#### TASK REQUIREMENTS
Reproduce the full listing that appears beneath this instruction exactly.

[A run of records]
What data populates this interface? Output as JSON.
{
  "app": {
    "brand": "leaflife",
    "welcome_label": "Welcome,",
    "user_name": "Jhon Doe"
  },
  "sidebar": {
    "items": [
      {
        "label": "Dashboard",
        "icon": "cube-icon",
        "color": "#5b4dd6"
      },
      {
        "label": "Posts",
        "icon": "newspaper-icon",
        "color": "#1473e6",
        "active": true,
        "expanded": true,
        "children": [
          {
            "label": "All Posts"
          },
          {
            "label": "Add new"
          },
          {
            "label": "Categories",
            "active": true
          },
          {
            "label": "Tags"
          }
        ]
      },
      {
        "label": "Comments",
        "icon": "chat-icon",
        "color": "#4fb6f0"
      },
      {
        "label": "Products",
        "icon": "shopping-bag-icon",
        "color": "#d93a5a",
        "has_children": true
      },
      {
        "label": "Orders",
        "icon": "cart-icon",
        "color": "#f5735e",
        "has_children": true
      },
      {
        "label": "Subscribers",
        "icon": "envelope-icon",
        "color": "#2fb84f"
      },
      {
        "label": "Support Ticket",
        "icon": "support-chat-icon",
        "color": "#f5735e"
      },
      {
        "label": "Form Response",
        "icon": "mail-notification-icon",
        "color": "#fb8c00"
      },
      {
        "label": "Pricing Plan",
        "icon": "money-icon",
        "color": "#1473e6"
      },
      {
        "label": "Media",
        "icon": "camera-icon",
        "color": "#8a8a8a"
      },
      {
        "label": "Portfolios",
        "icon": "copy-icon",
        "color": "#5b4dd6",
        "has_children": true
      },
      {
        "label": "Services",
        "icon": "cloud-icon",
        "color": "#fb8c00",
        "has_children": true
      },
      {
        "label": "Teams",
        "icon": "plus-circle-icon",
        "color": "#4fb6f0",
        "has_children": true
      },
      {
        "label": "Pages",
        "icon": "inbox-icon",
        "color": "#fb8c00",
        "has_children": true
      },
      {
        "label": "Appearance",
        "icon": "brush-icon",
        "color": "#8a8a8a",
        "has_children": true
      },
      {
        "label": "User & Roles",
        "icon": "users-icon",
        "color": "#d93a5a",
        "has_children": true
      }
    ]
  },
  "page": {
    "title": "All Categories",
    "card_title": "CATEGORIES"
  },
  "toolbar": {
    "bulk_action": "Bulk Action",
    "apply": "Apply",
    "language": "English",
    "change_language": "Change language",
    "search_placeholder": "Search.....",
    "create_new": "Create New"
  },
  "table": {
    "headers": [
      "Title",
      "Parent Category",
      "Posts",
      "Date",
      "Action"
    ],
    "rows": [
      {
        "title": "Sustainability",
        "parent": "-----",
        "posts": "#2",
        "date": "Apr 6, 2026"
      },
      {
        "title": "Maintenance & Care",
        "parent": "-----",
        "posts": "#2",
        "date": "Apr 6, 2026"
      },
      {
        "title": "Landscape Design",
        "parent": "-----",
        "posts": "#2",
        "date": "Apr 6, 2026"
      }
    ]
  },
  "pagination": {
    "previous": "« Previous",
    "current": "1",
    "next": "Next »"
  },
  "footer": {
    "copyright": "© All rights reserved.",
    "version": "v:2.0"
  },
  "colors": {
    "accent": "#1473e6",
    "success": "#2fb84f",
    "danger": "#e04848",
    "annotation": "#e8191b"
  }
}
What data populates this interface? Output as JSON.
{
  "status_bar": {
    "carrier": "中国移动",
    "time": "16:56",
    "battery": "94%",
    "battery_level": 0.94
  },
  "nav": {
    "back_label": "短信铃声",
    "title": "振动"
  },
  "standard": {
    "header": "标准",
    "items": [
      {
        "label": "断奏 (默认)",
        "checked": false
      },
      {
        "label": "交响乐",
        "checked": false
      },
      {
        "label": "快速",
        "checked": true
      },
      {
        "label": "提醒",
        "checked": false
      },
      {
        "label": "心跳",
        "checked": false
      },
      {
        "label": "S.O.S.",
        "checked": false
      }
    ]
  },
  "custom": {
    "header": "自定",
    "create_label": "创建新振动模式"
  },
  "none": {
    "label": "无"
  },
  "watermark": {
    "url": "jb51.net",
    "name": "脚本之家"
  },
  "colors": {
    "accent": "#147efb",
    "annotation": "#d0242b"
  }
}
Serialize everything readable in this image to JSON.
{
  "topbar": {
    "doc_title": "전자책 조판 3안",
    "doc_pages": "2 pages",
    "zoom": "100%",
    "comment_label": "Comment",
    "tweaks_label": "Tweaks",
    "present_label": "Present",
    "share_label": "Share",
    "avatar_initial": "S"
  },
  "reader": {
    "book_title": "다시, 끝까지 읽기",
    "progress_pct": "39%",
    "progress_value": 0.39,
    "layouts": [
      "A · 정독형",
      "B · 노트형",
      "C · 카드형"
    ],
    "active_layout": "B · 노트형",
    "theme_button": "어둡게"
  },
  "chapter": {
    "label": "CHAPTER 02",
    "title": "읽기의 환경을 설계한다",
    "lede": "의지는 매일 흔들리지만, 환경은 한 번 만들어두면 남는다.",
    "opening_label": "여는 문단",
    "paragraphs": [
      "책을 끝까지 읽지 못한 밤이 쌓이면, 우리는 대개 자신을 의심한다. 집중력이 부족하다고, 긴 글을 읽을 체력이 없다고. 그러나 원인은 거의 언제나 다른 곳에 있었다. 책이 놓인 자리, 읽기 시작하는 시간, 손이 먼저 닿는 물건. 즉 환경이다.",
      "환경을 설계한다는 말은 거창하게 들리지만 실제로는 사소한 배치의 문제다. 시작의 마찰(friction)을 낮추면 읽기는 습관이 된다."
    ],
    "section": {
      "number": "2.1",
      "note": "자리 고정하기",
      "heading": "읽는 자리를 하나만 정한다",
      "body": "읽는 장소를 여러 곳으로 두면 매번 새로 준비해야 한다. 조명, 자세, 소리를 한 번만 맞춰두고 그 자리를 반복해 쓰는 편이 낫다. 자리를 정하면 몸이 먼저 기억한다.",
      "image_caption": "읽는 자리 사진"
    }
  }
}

#### REPLY
What data populates this interface? Output as JSON.
{
  "app": {
    "brand": "leaflife",
    "welcome_label": "Welcome,",
    "user_name": "Jhon Doe"
  },
  "sidebar": {
    "items": [
      {
        "label": "Dashboard",
        "icon": "cube-icon",
        "color": "#5b4dd6"
      },
      {
        "label": "Posts",
        "icon": "newspaper-icon",
        "color": "#1473e6",
        "active": true,
        "expanded": true,
        "children": [
          {
            "label": "All Posts"
          },
          {
            "label": "Add new"
          },
          {
            "label": "Categories",
            "active": true
          },
          {
            "label": "Tags"
          }
        ]
      },
      {
        "label": "Comments",
        "icon": "chat-icon",
        "color": "#4fb6f0"
      },
      {
        "label": "Products",
        "icon": "shopping-bag-icon",
        "color": "#d93a5a",
        "has_children": true
      },
      {
        "label": "Orders",
        "icon": "cart-icon",
        "color": "#f5735e",
        "has_children": true
      },
      {
        "label": "Subscribers",
        "icon": "envelope-icon",
        "color": "#2fb84f"
      },
      {
        "label": "Support Ticket",
        "icon": "support-chat-icon",
        "color": "#f5735e"
      },
      {
        "label": "Form Response",
        "icon": "mail-notification-icon",
        "color": "#fb8c00"
      },
      {
        "label": "Pricing Plan",
        "icon": "money-icon",
        "color": "#1473e6"
      },
      {
        "label": "Media",
        "icon": "camera-icon",
        "color": "#8a8a8a"
      },
      {
        "label": "Portfolios",
        "icon": "copy-icon",
        "color": "#5b4dd6",
        "has_children": true
      },
      {
        "label": "Services",
        "icon": "cloud-icon",
        "color": "#fb8c00",
        "has_children": true
      },
      {
        "label": "Teams",
        "icon": "plus-circle-icon",
        "color": "#4fb6f0",
        "has_children": true
      },
      {
        "label": "Pages",
        "icon": "inbox-icon",
        "color": "#fb8c00",
        "has_children": true
      },
      {
        "label": "Appearance",
        "icon": "brush-icon",
        "color": "#8a8a8a",
        "has_children": true
      },
      {
        "label": "User & Roles",
        "icon": "users-icon",
        "color": "#d93a5a",
        "has_children": true
      }
    ]
  },
  "page": {
    "title": "All Categories",
    "card_title": "CATEGORIES"
  },
  "toolbar": {
    "bulk_action": "Bulk Action",
    "apply": "Apply",
    "language": "English",
    "change_language": "Change language",
    "search_placeholder": "Search.....",
    "create_new": "Create New"
  },
  "table": {
    "headers": [
      "Title",
      "Parent Category",
      "Posts",
      "Date",
      "Action"
    ],
    "rows": [
      {
        "title": "Sustainability",
        "parent": "-----",
        "posts": "#2",
        "date": "Apr 6, 2026"
      },
      {
        "title": "Maintenance & Care",
        "parent": "-----",
        "posts": "#2",
        "date": "Apr 6, 2026"
      },
      {
        "title": "Landscape Design",
        "parent": "-----",
        "posts": "#2",
        "date": "Apr 6, 2026"
      }
    ]
  },
  "pagination": {
    "previous": "« Previous",
    "current": "1",
    "next": "Next »"
  },
  "footer": {
    "copyright": "© All rights reserved.",
    "version": "v:2.0"
  },
  "colors": {
    "accent": "#1473e6",
    "success": "#2fb84f",
    "danger": "#e04848",
    "annotation": "#e8191b"
  }
}
What data populates this interface? Output as JSON.
{
  "status_bar": {
    "carrier": "中国移动",
    "time": "16:56",
    "battery": "94%",
    "battery_level": 0.94
  },
  "nav": {
    "back_label": "短信铃声",
    "title": "振动"
  },
  "standard": {
    "header": "标准",
    "items": [
      {
        "label": "断奏 (默认)",
        "checked": false
      },
      {
        "label": "交响乐",
        "checked": false
      },
      {
        "label": "快速",
        "checked": true
      },
      {
        "label": "提醒",
        "checked": false
      },
      {
        "label": "心跳",
        "checked": false
      },
      {
        "label": "S.O.S.",
        "checked": false
      }
    ]
  },
  "custom": {
    "header": "自定",
    "create_label": "创建新振动模式"
  },
  "none": {
    "label": "无"
  },
  "watermark": {
    "url": "jb51.net",
    "name": "脚本之家"
  },
  "colors": {
    "accent": "#147efb",
    "annotation": "#d0242b"
  }
}
Serialize everything readable in this image to JSON.
{
  "topbar": {
    "doc_title": "전자책 조판 3안",
    "doc_pages": "2 pages",
    "zoom": "100%",
    "comment_label": "Comment",
    "tweaks_label": "Tweaks",
    "present_label": "Present",
    "share_label": "Share",
    "avatar_initial": "S"
  },
  "reader": {
    "book_title": "다시, 끝까지 읽기",
    "progress_pct": "39%",
    "progress_value": 0.39,
    "layouts": [
      "A · 정독형",
      "B · 노트형",
      "C · 카드형"
    ],
    "active_layout": "B · 노트형",
    "theme_button": "어둡게"
  },
  "chapter": {
    "label": "CHAPTER 02",
    "title": "읽기의 환경을 설계한다",
    "lede": "의지는 매일 흔들리지만, 환경은 한 번 만들어두면 남는다.",
    "opening_label": "여는 문단",
    "paragraphs": [
      "책을 끝까지 읽지 못한 밤이 쌓이면, 우리는 대개 자신을 의심한다. 집중력이 부족하다고, 긴 글을 읽을 체력이 없다고. 그러나 원인은 거의 언제나 다른 곳에 있었다. 책이 놓인 자리, 읽기 시작하는 시간, 손이 먼저 닿는 물건. 즉 환경이다.",
      "환경을 설계한다는 말은 거창하게 들리지만 실제로는 사소한 배치의 문제다. 시작의 마찰(friction)을 낮추면 읽기는 습관이 된다."
    ],
    "section": {
      "number": "2.1",
      "note": "자리 고정하기",
      "heading": "읽는 자리를 하나만 정한다",
      "body": "읽는 장소를 여러 곳으로 두면 매번 새로 준비해야 한다. 조명, 자세, 소리를 한 번만 맞춰두고 그 자리를 반복해 쓰는 편이 낫다. 자리를 정하면 몸이 먼저 기억한다.",
      "image_caption": "읽는 자리 사진"
    }
  }
}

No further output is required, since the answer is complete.